● Aim of the exercise: Pick out the lines below with "byte" and list them.

Page transcription records:
↓↓↓
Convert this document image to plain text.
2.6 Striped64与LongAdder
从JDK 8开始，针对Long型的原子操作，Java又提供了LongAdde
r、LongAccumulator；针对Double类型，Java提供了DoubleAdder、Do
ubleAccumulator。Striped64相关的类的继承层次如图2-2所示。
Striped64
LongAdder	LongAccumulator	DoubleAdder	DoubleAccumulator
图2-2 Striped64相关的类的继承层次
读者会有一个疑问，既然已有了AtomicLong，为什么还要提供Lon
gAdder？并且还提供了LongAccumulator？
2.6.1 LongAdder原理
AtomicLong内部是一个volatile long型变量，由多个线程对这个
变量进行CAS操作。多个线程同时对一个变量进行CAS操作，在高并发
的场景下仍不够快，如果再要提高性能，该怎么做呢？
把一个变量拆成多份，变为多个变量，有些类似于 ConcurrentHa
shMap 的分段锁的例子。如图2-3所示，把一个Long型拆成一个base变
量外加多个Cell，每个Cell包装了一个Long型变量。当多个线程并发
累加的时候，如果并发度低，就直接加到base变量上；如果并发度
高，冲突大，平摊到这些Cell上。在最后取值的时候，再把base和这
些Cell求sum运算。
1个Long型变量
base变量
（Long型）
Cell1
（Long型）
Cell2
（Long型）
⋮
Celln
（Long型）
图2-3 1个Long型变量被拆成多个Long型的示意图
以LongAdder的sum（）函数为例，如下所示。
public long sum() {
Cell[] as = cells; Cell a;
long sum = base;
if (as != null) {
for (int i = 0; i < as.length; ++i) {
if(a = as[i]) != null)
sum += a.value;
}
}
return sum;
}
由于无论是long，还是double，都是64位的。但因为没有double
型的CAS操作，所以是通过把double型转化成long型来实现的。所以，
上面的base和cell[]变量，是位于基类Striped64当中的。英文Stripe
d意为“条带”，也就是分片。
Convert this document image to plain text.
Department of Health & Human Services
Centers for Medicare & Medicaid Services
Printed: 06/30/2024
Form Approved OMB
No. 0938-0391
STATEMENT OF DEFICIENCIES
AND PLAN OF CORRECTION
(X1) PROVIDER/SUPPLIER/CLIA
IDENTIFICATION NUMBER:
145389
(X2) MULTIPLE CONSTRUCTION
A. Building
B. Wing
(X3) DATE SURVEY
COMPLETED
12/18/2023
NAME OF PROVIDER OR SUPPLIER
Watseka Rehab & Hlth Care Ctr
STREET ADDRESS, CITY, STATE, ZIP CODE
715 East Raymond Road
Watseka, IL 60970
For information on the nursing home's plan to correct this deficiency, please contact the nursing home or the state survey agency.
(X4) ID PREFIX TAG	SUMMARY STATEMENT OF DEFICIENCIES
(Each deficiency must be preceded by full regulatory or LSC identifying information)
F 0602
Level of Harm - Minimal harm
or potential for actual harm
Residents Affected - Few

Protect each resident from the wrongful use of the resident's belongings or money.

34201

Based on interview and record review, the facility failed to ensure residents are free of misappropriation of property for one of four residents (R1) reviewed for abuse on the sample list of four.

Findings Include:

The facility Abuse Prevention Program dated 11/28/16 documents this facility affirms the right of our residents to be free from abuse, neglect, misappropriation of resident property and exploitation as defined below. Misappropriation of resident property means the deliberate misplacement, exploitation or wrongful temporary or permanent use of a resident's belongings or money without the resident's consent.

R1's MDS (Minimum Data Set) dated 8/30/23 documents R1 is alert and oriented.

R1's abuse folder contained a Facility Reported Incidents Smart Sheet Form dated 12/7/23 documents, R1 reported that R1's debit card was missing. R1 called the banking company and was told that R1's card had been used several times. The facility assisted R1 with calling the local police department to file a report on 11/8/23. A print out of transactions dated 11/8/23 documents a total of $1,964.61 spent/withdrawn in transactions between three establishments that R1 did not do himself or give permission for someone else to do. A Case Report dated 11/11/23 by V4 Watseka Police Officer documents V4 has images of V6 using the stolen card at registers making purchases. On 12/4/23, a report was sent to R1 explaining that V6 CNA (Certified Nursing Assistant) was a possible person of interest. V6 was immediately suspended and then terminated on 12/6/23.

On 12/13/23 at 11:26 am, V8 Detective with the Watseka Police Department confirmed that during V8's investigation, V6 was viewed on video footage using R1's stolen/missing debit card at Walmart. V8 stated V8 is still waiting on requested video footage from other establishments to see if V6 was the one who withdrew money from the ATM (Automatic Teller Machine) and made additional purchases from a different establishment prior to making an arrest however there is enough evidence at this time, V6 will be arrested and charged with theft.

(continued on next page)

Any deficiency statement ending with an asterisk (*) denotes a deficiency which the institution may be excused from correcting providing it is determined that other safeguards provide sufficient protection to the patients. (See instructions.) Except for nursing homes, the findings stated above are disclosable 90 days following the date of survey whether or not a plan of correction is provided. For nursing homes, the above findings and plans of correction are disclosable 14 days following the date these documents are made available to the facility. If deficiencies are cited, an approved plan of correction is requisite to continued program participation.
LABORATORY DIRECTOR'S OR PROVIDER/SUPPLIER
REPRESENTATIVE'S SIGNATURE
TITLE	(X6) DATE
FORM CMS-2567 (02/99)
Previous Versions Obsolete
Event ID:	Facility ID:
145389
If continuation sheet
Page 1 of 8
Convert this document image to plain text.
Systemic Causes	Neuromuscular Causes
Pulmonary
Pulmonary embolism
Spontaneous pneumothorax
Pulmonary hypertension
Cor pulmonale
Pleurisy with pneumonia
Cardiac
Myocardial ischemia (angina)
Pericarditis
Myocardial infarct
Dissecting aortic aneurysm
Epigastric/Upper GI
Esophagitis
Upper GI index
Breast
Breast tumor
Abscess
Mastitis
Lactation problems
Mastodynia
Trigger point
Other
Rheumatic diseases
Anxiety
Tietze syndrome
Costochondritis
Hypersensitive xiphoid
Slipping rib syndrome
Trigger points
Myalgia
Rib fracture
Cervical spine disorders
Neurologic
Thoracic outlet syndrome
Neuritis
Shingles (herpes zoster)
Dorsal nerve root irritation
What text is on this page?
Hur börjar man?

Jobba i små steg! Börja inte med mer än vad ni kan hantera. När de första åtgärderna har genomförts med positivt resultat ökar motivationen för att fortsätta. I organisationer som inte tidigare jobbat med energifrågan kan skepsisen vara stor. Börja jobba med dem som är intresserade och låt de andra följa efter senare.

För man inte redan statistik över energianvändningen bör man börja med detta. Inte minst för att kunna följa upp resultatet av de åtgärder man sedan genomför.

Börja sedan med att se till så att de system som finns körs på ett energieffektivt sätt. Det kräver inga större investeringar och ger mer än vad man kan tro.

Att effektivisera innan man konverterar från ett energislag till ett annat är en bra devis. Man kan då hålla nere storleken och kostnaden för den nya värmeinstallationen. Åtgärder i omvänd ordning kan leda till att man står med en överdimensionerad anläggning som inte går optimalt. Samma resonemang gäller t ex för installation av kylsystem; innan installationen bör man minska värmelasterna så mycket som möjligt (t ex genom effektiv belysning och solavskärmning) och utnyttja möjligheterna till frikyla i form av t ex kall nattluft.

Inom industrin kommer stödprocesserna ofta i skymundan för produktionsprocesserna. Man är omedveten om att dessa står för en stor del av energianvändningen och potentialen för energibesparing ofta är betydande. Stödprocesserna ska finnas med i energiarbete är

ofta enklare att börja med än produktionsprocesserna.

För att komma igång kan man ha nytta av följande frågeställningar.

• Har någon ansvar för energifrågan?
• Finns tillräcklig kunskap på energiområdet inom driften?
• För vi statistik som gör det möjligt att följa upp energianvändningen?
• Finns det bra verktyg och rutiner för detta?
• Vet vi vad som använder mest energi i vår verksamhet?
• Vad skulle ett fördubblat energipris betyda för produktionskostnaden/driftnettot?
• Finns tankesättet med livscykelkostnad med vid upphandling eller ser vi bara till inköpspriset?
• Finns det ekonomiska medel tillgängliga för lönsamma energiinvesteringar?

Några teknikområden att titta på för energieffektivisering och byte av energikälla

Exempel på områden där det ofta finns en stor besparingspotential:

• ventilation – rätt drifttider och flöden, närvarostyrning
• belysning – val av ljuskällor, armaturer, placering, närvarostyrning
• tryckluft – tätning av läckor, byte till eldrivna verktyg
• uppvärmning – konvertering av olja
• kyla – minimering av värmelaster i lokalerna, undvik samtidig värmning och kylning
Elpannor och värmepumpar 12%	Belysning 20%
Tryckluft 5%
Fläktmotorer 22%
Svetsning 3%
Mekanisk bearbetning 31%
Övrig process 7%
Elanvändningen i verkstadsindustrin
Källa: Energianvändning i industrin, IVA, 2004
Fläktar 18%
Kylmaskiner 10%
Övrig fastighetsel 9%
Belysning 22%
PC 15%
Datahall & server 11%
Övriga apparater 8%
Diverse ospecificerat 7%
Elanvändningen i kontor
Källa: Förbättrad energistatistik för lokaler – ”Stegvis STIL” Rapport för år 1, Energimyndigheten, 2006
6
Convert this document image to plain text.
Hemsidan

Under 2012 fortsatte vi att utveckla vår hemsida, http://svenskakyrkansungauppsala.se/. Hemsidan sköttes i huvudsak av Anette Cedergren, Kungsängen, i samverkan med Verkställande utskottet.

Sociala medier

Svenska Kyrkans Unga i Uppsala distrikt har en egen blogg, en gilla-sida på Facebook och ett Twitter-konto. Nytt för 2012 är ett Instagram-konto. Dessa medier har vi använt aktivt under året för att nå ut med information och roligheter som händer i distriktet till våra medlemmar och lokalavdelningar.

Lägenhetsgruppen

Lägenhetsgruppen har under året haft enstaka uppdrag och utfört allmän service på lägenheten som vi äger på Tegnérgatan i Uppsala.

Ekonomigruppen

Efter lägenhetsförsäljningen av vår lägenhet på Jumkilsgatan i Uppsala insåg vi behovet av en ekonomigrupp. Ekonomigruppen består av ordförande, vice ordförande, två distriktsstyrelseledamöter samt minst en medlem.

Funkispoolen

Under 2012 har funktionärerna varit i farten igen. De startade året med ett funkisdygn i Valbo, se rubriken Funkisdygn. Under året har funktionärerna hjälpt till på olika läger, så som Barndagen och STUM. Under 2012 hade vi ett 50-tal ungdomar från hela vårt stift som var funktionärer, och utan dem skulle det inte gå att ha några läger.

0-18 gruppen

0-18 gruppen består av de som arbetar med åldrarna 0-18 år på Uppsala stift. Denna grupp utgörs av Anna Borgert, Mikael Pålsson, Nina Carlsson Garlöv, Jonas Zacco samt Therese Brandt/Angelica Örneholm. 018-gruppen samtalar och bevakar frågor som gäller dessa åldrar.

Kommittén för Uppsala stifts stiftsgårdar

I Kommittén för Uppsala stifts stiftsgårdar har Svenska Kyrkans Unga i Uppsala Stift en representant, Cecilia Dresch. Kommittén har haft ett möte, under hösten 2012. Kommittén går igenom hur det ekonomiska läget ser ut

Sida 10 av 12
↑↑↑
● Solution for this task:
Några teknikområden att titta på för energieffektivisering och byte av energikälla
• tryckluft – tätning av läckor, byte till eldrivna verktyg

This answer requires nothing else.